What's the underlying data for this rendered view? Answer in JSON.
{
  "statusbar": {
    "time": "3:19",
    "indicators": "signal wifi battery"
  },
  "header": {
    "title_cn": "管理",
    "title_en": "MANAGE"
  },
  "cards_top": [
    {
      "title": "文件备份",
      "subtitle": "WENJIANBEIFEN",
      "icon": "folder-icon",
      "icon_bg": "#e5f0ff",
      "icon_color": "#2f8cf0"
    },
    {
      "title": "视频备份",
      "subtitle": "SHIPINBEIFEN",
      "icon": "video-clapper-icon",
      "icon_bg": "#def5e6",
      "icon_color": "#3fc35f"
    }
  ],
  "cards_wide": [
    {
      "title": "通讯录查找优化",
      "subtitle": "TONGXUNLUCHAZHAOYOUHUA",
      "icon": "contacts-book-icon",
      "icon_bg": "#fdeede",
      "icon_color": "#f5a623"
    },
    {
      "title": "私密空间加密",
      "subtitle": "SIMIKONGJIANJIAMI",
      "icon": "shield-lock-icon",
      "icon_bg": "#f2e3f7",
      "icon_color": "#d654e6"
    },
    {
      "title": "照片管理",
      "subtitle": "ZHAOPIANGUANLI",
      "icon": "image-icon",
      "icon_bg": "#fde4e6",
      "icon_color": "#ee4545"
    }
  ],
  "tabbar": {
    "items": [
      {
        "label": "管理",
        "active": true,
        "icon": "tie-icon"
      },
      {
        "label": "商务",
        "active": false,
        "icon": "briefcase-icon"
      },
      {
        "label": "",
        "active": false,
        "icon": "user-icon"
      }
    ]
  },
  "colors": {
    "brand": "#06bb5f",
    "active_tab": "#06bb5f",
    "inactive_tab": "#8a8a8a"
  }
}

[WHAT IS REQUIRED] Make an exact copy of the data above.

[EXERCISE RESULT]
What's the underlying data for this rendered view? Answer in JSON.
{
  "statusbar": {
    "time": "3:19",
    "indicators": "signal wifi battery"
  },
  "header": {
    "title_cn": "管理",
    "title_en": "MANAGE"
  },
  "cards_top": [
    {
      "title": "文件备份",
      "subtitle": "WENJIANBEIFEN",
      "icon": "folder-icon",
      "icon_bg": "#e5f0ff",
      "icon_color": "#2f8cf0"
    },
    {
      "title": "视频备份",
      "subtitle": "SHIPINBEIFEN",
      "icon": "video-clapper-icon",
      "icon_bg": "#def5e6",
      "icon_color": "#3fc35f"
    }
  ],
  "cards_wide": [
    {
      "title": "通讯录查找优化",
      "subtitle": "TONGXUNLUCHAZHAOYOUHUA",
      "icon": "contacts-book-icon",
      "icon_bg": "#fdeede",
      "icon_color": "#f5a623"
    },
    {
      "title": "私密空间加密",
      "subtitle": "SIMIKONGJIANJIAMI",
      "icon": "shield-lock-icon",
      "icon_bg": "#f2e3f7",
      "icon_color": "#d654e6"
    },
    {
      "title": "照片管理",
      "subtitle": "ZHAOPIANGUANLI",
      "icon": "image-icon",
      "icon_bg": "#fde4e6",
      "icon_color": "#ee4545"
    }
  ],
  "tabbar": {
    "items": [
      {
        "label": "管理",
        "active": true,
        "icon": "tie-icon"
      },
      {
        "label": "商务",
        "active": false,
        "icon": "briefcase-icon"
      },
      {
        "label": "",
        "active": false,
        "icon": "user-icon"
      }
    ]
  },
  "colors": {
    "brand": "#06bb5f",
    "active_tab": "#06bb5f",
    "inactive_tab": "#8a8a8a"
  }
}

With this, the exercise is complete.